■ SET TASK ■
Repeat the records below exactly, leaving out every picture.

──────────────────────────────

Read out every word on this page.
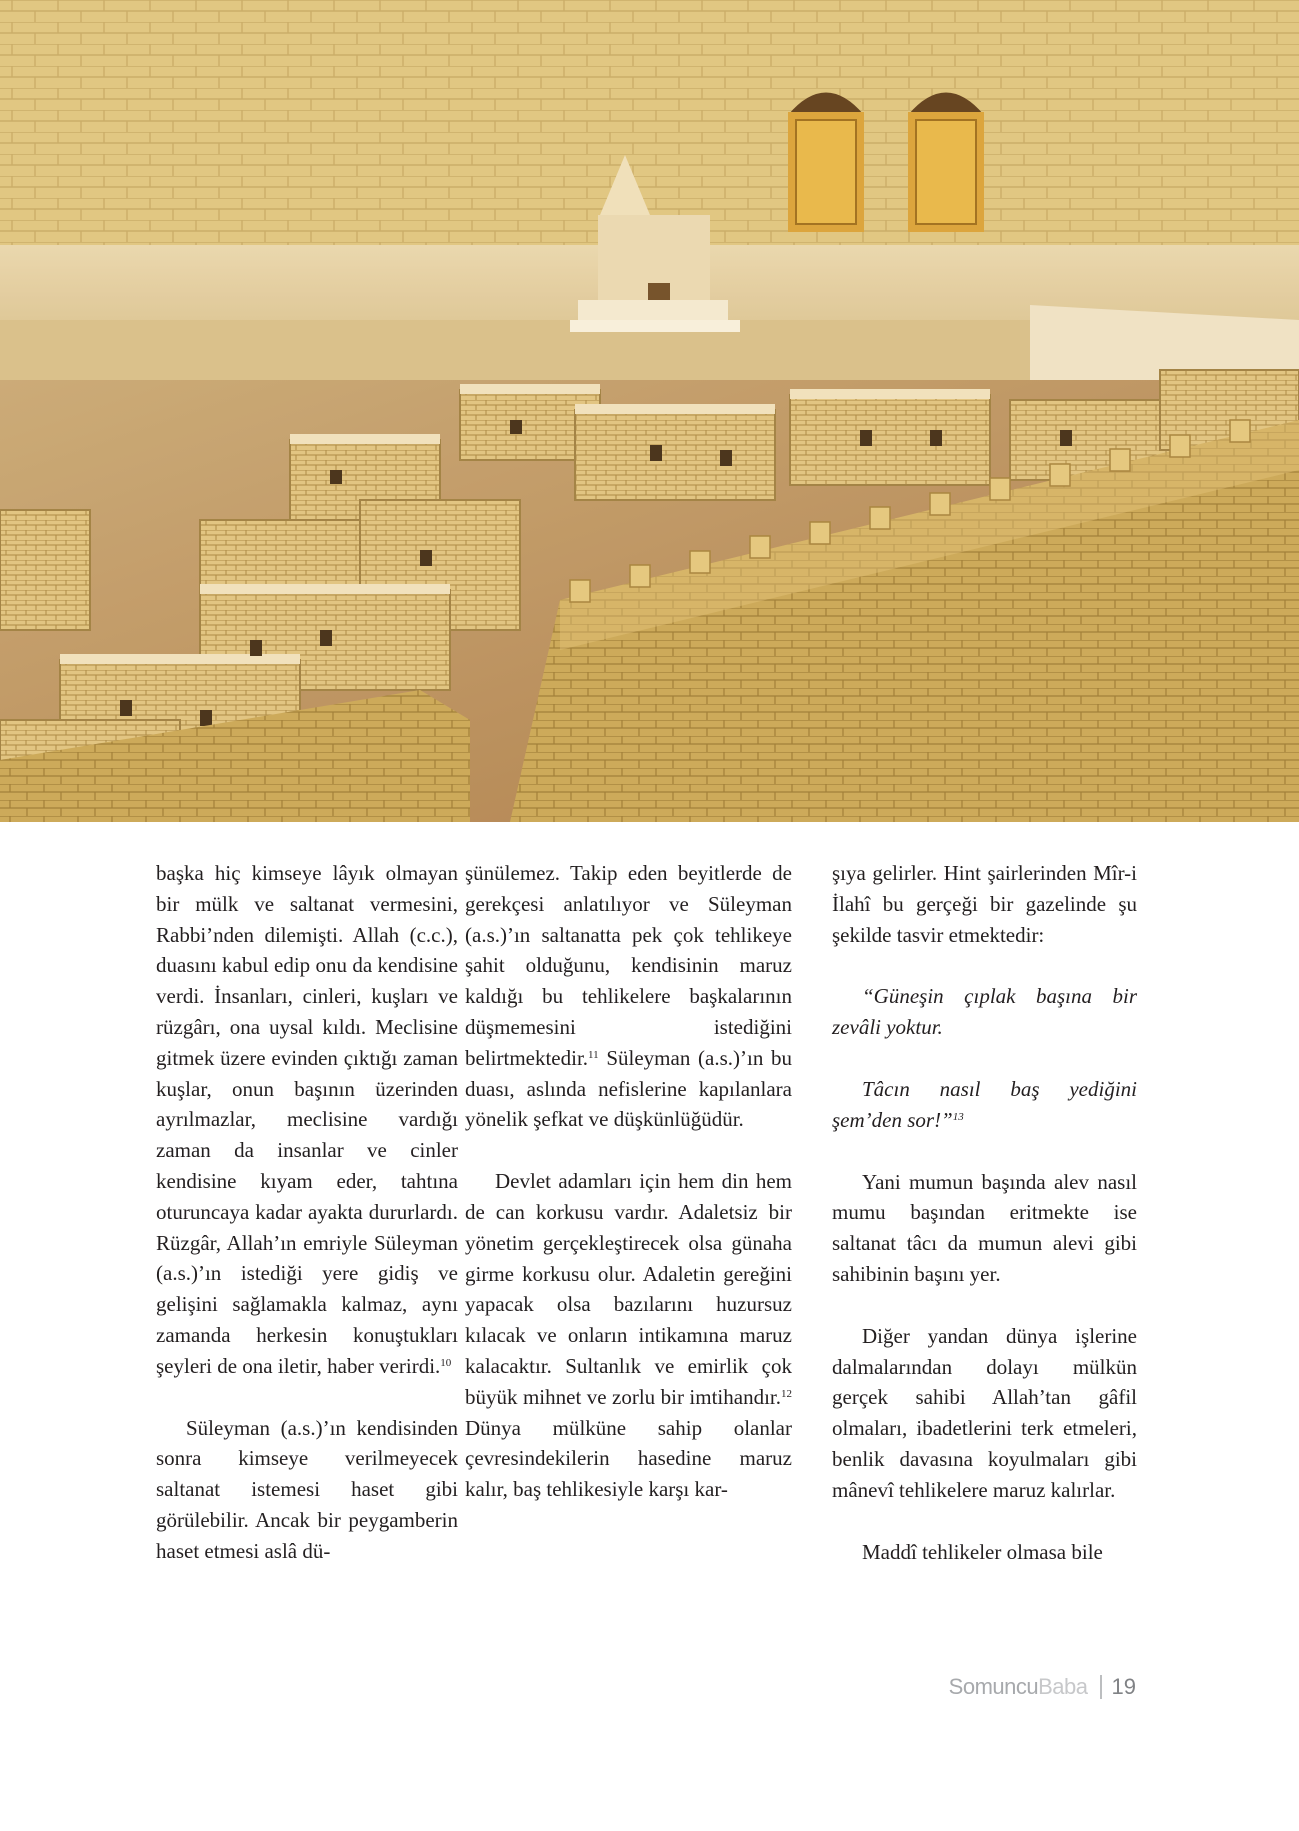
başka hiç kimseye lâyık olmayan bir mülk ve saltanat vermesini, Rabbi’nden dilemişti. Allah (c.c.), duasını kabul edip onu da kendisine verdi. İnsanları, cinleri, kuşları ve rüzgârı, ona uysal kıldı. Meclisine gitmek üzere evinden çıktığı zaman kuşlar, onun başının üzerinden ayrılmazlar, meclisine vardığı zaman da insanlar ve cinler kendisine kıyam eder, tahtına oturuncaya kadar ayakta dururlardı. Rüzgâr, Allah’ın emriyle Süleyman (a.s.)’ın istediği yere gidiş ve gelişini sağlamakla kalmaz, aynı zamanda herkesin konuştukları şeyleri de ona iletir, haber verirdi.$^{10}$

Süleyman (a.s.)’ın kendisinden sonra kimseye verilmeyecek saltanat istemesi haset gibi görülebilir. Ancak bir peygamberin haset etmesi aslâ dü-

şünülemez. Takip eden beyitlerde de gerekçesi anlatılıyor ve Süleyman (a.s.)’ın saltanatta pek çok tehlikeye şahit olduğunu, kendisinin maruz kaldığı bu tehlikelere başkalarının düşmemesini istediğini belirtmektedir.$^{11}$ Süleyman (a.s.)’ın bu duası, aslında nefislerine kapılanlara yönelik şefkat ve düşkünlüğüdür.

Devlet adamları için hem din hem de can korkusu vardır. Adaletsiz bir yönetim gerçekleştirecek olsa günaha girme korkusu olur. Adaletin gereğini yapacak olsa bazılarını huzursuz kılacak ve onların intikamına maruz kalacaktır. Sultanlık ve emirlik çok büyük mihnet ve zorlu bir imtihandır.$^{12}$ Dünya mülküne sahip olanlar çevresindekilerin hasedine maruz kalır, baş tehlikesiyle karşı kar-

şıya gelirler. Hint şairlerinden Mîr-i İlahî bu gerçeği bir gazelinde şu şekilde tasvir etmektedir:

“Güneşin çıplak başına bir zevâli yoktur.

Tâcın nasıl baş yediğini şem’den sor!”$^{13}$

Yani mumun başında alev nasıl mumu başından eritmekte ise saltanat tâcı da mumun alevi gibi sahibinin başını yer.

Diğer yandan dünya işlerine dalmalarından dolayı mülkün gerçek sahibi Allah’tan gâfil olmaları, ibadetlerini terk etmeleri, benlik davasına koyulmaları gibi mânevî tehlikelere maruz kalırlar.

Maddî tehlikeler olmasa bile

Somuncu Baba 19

──────────────────────────────

■ RESULT OF THIS EXERCISE ■
Read out every word on this page.
başka hiç kimseye lâyık olmayan bir mülk ve saltanat vermesini, Rabbi’nden dilemişti. Allah (c.c.), duasını kabul edip onu da kendisine verdi. İnsanları, cinleri, kuşları ve rüzgârı, ona uysal kıldı. Meclisine gitmek üzere evinden çıktığı zaman kuşlar, onun başının üzerinden ayrılmazlar, meclisine vardığı zaman da insanlar ve cinler kendisine kıyam eder, tahtına oturuncaya kadar ayakta dururlardı. Rüzgâr, Allah’ın emriyle Süleyman (a.s.)’ın istediği yere gidiş ve gelişini sağlamakla kalmaz, aynı zamanda herkesin konuştukları şeyleri de ona iletir, haber verirdi.$^{10}$

Süleyman (a.s.)’ın kendisinden sonra kimseye verilmeyecek saltanat istemesi haset gibi görülebilir. Ancak bir peygamberin haset etmesi aslâ dü-

şünülemez. Takip eden beyitlerde de gerekçesi anlatılıyor ve Süleyman (a.s.)’ın saltanatta pek çok tehlikeye şahit olduğunu, kendisinin maruz kaldığı bu tehlikelere başkalarının düşmemesini istediğini belirtmektedir.$^{11}$ Süleyman (a.s.)’ın bu duası, aslında nefislerine kapılanlara yönelik şefkat ve düşkünlüğüdür.

Devlet adamları için hem din hem de can korkusu vardır. Adaletsiz bir yönetim gerçekleştirecek olsa günaha girme korkusu olur. Adaletin gereğini yapacak olsa bazılarını huzursuz kılacak ve onların intikamına maruz kalacaktır. Sultanlık ve emirlik çok büyük mihnet ve zorlu bir imtihandır.$^{12}$ Dünya mülküne sahip olanlar çevresindekilerin hasedine maruz kalır, baş tehlikesiyle karşı kar-

şıya gelirler. Hint şairlerinden Mîr-i İlahî bu gerçeği bir gazelinde şu şekilde tasvir etmektedir:

“Güneşin çıplak başına bir zevâli yoktur.

Tâcın nasıl baş yediğini şem’den sor!”$^{13}$

Yani mumun başında alev nasıl mumu başından eritmekte ise saltanat tâcı da mumun alevi gibi sahibinin başını yer.

Diğer yandan dünya işlerine dalmalarından dolayı mülkün gerçek sahibi Allah’tan gâfil olmaları, ibadetlerini terk etmeleri, benlik davasına koyulmaları gibi mânevî tehlikelere maruz kalırlar.

Maddî tehlikeler olmasa bile

Somuncu Baba 19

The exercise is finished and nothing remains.